─── Document section ───

• Spreading the selection process over two major regattas will ensure a broader mix of conditions and provide more room for sailors to recover from a bad race or some bad luck. Of course with that many boats on the course, there’s more bad luck to go around and we could well have a situation where a team from another country influences—in the process of racing hard for their own interests—the selection process for the U.S. Olympic Team.
![]() Stuart Streuli |
| Zach Railey was pushed hard by Geoff Ewenson and others in the 2007 Finn Trials. However the bulk of the fleet was often far behind the eventual silver medalist. |
• The prime disadvantages of the change are two fold, from my perspective: 1. The Trials were great for development. In each Trials regatta there were a few up and coming sailors, who had no real dreams of winning. They were there for the experience, to get a glimpse of a possible future, to dip their toes into the Olympic waters and see how it felt. They also got to see how seriously the top teams prepared and competed. And when teams offloaded unneeded equipment at a cut rate, these hungry young sailors were there to pick it up. It also guaranteed a few big domestic regattas (Pre-Trials a year out, possible a practice regatta beforehand, and the Trials itself). For classes like the Star, this is not a problem; there are plenty of big, competitive regattas in the United States each year. But the 470 class has few annual North American events outside of the Rolex Miami OCR. Same for the RS:X and the 49er. In defense of the U.S. Sailing Team AlphaGraphics, the development program has been ramped up exponentially over the last five years and many top youth sailors have the opportunity to go to Europe to compete, which should mitigate much of what is lost. 2. There’s no better way to attract media interest to an obscure sport (at least from the general population’s perspective) than to attach “Olympics” to it. The Trials always merited some coverage in the local sports section wherever they took place, exposure that was not usually afforded to, for example, the Finn North Americans or even the Rolex Miami OCR. Plus the favorites might grab a few inches in their hometown papers. The latter should remain the same. However, general coverage of the Trials in England and Australia (hopefully, I’ll at least be at the latter) will likely be less than it would be were they contested on home waters.

─── Material supplied ───

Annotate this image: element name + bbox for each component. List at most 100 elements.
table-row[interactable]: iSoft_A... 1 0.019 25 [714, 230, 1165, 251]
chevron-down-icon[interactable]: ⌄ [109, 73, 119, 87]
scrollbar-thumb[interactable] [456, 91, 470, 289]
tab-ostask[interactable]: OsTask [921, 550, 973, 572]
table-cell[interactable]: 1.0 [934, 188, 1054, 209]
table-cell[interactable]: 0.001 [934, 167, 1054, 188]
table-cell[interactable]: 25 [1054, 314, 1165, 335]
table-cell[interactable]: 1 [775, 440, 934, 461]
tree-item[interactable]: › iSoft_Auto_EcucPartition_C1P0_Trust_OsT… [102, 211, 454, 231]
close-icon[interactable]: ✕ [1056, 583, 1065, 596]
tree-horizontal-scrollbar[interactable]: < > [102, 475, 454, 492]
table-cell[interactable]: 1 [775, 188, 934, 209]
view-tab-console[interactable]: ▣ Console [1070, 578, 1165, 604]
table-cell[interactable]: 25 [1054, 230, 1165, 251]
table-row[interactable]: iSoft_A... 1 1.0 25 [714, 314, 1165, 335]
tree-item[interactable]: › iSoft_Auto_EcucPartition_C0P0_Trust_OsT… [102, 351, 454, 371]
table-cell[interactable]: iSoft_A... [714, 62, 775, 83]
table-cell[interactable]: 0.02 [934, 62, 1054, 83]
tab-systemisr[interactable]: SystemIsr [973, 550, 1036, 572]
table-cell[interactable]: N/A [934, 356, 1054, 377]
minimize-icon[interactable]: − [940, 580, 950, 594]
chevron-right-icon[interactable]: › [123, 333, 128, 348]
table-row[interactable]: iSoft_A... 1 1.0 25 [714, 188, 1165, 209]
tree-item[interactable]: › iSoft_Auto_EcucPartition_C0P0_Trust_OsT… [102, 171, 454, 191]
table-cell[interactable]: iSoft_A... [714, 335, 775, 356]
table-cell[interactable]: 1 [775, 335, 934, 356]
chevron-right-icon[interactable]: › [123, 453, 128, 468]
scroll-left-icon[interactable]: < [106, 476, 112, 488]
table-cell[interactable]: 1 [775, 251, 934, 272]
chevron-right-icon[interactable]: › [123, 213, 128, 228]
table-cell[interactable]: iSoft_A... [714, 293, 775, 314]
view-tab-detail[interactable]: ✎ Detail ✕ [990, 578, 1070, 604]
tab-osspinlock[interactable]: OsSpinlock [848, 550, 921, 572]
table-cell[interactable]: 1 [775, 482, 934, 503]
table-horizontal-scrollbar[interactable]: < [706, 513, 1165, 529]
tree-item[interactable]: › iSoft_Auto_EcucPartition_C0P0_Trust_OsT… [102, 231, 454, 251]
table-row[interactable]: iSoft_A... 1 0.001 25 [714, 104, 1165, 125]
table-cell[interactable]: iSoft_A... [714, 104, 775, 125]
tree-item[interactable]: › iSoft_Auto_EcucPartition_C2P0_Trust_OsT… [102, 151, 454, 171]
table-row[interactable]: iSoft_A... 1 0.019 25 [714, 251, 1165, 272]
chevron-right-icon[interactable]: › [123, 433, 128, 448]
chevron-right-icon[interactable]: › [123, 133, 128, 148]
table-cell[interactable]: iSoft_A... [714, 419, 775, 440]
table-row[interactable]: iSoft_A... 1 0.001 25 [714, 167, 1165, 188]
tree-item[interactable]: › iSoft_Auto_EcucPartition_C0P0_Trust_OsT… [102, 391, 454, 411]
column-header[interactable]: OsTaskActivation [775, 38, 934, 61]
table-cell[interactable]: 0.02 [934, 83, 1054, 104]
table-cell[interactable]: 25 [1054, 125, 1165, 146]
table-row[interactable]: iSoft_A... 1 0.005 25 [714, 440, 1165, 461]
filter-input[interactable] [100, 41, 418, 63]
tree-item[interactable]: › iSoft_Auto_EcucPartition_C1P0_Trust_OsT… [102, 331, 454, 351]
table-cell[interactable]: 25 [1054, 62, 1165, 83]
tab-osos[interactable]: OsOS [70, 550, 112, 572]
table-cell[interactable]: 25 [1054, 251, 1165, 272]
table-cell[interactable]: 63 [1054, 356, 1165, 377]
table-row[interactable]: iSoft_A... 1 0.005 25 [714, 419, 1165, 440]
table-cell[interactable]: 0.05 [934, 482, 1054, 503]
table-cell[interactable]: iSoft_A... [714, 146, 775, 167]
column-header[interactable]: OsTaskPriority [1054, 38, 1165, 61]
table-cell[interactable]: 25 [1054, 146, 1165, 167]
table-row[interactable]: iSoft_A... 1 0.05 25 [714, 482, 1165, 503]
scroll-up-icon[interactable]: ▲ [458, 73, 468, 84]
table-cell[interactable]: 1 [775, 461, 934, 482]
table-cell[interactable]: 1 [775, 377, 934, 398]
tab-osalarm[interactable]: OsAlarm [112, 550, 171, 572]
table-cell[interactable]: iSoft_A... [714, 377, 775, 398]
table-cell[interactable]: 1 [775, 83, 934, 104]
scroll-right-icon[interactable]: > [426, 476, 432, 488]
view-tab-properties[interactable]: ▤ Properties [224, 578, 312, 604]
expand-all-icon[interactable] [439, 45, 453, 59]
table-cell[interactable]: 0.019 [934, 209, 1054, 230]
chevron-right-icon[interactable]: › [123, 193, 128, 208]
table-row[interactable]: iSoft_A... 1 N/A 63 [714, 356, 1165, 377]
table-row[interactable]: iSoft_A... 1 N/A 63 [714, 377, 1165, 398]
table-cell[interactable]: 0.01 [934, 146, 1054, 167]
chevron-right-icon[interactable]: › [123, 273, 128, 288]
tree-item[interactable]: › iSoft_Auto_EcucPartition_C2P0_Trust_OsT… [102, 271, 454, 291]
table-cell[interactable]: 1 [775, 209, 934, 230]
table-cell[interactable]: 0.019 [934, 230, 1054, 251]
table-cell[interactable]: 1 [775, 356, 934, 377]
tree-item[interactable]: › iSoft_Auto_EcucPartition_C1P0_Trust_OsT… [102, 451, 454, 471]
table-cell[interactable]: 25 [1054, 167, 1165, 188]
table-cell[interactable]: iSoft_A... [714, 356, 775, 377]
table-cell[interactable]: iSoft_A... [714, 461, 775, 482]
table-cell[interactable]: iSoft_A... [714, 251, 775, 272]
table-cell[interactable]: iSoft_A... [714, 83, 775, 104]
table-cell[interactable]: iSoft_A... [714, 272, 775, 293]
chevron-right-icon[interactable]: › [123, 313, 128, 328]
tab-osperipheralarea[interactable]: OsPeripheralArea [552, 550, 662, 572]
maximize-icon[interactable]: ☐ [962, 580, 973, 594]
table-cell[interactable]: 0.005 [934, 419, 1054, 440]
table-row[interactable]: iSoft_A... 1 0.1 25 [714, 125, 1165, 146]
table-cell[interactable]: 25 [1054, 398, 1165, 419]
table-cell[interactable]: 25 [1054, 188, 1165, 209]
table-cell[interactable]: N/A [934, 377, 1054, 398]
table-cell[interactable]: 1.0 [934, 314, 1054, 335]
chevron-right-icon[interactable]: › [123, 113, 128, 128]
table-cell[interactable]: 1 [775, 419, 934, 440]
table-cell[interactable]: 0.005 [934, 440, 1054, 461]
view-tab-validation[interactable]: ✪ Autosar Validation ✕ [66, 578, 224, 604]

───

> [Questions on the material]:
(1) List every sailing boat class named in the text on U.S. Olympic sailing selection.
(2) Continue the text on U.S. Olympic sailing selection from its last sentence.
The items have nothing to do with the text on U.S. Olympic sailing selection.

> [Answers provided]:
(1) Finn, Star, 470, RS:X, 49er

(2)
• This new system, requiring a year of competition mostly in Europe, will be very expensive. I don’t think any of the top teams/sailors will beg off because of the expense this time around. However in the future you may find sailors—I’m thinking of the America’s Cup vets who might jump back into the Star class inbetween Cup campaigns—hesitant to embark knowing how expensive and lengthy the selection process is. Of course, as Dean Brenner points out, this is the reality of an Olympic campaign: it’s expensive and exhausting. Anyone unable to make of that kind of commitment, regardless of innate talent, isn’t like be in the running for a medal.
• This move was probably necessary for the 470 classes, the RS:X classes, and the 49er, where the domestic fleets have dwindled below critical mass and the Trials would’ve been forced, small-fleet affairs featuring lots of match racing between the favorites. I think US SAILING could’ve held credible domestic Trials for the Laser, Star, Finn, Radial, and Women’s Match Racing, which will have the first half of its Trials in the United States. However, I can’t knock Dean Brenner’s logic that this format will improve the United States medal chances in 2012 and down the road.